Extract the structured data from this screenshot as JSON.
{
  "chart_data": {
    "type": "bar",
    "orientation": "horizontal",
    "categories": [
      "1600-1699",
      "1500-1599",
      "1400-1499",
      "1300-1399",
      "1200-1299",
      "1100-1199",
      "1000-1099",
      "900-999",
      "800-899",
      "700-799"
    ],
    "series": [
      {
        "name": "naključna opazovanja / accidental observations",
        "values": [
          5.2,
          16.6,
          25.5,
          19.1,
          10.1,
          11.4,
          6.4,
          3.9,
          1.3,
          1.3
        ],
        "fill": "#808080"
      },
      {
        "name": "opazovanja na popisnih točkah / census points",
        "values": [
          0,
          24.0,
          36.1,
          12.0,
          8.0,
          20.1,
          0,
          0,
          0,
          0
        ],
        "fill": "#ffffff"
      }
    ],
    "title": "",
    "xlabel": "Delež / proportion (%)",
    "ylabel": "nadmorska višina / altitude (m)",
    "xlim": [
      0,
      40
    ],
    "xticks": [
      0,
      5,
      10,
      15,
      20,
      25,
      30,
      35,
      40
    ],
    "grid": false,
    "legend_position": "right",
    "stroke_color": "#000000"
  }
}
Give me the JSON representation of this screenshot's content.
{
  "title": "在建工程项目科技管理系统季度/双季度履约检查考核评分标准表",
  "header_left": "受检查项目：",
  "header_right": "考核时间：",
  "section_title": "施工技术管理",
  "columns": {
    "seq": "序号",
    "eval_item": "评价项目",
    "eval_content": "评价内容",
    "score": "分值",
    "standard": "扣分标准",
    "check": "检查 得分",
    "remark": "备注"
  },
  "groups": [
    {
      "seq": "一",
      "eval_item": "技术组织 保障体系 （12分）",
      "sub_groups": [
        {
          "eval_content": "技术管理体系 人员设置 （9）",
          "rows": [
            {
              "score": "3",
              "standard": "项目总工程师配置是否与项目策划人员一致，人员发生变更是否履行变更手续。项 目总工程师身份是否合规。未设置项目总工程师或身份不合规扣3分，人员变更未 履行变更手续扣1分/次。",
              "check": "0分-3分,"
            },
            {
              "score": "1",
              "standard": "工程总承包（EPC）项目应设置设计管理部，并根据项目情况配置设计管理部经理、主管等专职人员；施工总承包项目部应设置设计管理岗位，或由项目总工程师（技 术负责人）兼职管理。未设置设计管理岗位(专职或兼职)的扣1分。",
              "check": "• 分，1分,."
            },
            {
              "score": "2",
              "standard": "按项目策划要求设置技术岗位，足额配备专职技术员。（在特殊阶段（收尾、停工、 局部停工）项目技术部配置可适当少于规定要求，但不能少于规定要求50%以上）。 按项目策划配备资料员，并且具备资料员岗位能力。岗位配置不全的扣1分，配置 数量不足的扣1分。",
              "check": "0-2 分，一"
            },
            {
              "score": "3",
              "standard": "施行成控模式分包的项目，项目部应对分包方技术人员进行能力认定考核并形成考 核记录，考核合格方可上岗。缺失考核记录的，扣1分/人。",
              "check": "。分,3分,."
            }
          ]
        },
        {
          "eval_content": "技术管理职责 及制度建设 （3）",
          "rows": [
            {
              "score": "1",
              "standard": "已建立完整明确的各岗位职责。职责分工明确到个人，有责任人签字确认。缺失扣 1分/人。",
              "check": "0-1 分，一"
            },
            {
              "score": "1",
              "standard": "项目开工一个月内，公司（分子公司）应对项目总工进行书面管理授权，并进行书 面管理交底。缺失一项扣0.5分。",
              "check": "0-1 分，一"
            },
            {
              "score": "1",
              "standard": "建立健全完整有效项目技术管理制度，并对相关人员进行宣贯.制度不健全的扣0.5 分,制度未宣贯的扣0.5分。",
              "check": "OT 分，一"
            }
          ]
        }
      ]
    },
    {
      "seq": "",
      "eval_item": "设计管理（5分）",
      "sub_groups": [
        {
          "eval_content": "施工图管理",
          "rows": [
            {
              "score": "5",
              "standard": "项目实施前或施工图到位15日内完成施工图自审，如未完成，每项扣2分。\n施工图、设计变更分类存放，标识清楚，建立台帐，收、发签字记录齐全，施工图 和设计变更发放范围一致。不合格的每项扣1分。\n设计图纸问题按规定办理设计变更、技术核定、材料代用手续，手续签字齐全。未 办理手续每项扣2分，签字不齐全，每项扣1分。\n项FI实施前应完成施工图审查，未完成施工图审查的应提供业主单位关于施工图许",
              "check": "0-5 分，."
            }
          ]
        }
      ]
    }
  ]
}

Your goal
Here, the records must be output exactly and in full.

Answer below
Extract the structured data from this screenshot as JSON.
{
  "chart_data": {
    "type": "bar",
    "orientation": "horizontal",
    "categories": [
      "1600-1699",
      "1500-1599",
      "1400-1499",
      "1300-1399",
      "1200-1299",
      "1100-1199",
      "1000-1099",
      "900-999",
      "800-899",
      "700-799"
    ],
    "series": [
      {
        "name": "naključna opazovanja / accidental observations",
        "values": [
          5.2,
          16.6,
          25.5,
          19.1,
          10.1,
          11.4,
          6.4,
          3.9,
          1.3,
          1.3
        ],
        "fill": "#808080"
      },
      {
        "name": "opazovanja na popisnih točkah / census points",
        "values": [
          0,
          24.0,
          36.1,
          12.0,
          8.0,
          20.1,
          0,
          0,
          0,
          0
        ],
        "fill": "#ffffff"
      }
    ],
    "title": "",
    "xlabel": "Delež / proportion (%)",
    "ylabel": "nadmorska višina / altitude (m)",
    "xlim": [
      0,
      40
    ],
    "xticks": [
      0,
      5,
      10,
      15,
      20,
      25,
      30,
      35,
      40
    ],
    "grid": false,
    "legend_position": "right",
    "stroke_color": "#000000"
  }
}
Give me the JSON representation of this screenshot's content.
{
  "title": "在建工程项目科技管理系统季度/双季度履约检查考核评分标准表",
  "header_left": "受检查项目：",
  "header_right": "考核时间：",
  "section_title": "施工技术管理",
  "columns": {
    "seq": "序号",
    "eval_item": "评价项目",
    "eval_content": "评价内容",
    "score": "分值",
    "standard": "扣分标准",
    "check": "检查 得分",
    "remark": "备注"
  },
  "groups": [
    {
      "seq": "一",
      "eval_item": "技术组织 保障体系 （12分）",
      "sub_groups": [
        {
          "eval_content": "技术管理体系 人员设置 （9）",
          "rows": [
            {
              "score": "3",
              "standard": "项目总工程师配置是否与项目策划人员一致，人员发生变更是否履行变更手续。项 目总工程师身份是否合规。未设置项目总工程师或身份不合规扣3分，人员变更未 履行变更手续扣1分/次。",
              "check": "0分-3分,"
            },
            {
              "score": "1",
              "standard": "工程总承包（EPC）项目应设置设计管理部，并根据项目情况配置设计管理部经理、主管等专职人员；施工总承包项目部应设置设计管理岗位，或由项目总工程师（技 术负责人）兼职管理。未设置设计管理岗位(专职或兼职)的扣1分。",
              "check": "• 分，1分,."
            },
            {
              "score": "2",
              "standard": "按项目策划要求设置技术岗位，足额配备专职技术员。（在特殊阶段（收尾、停工、 局部停工）项目技术部配置可适当少于规定要求，但不能少于规定要求50%以上）。 按项目策划配备资料员，并且具备资料员岗位能力。岗位配置不全的扣1分，配置 数量不足的扣1分。",
              "check": "0-2 分，一"
            },
            {
              "score": "3",
              "standard": "施行成控模式分包的项目，项目部应对分包方技术人员进行能力认定考核并形成考 核记录，考核合格方可上岗。缺失考核记录的，扣1分/人。",
              "check": "。分,3分,."
            }
          ]
        },
        {
          "eval_content": "技术管理职责 及制度建设 （3）",
          "rows": [
            {
              "score": "1",
              "standard": "已建立完整明确的各岗位职责。职责分工明确到个人，有责任人签字确认。缺失扣 1分/人。",
              "check": "0-1 分，一"
            },
            {
              "score": "1",
              "standard": "项目开工一个月内，公司（分子公司）应对项目总工进行书面管理授权，并进行书 面管理交底。缺失一项扣0.5分。",
              "check": "0-1 分，一"
            },
            {
              "score": "1",
              "standard": "建立健全完整有效项目技术管理制度，并对相关人员进行宣贯.制度不健全的扣0.5 分,制度未宣贯的扣0.5分。",
              "check": "OT 分，一"
            }
          ]
        }
      ]
    },
    {
      "seq": "",
      "eval_item": "设计管理（5分）",
      "sub_groups": [
        {
          "eval_content": "施工图管理",
          "rows": [
            {
              "score": "5",
              "standard": "项目实施前或施工图到位15日内完成施工图自审，如未完成，每项扣2分。\n施工图、设计变更分类存放，标识清楚，建立台帐，收、发签字记录齐全，施工图 和设计变更发放范围一致。不合格的每项扣1分。\n设计图纸问题按规定办理设计变更、技术核定、材料代用手续，手续签字齐全。未 办理手续每项扣2分，签字不齐全，每项扣1分。\n项FI实施前应完成施工图审查，未完成施工图审查的应提供业主单位关于施工图许",
              "check": "0-5 分，."
            }
          ]
        }
      ]
    }
  ]
}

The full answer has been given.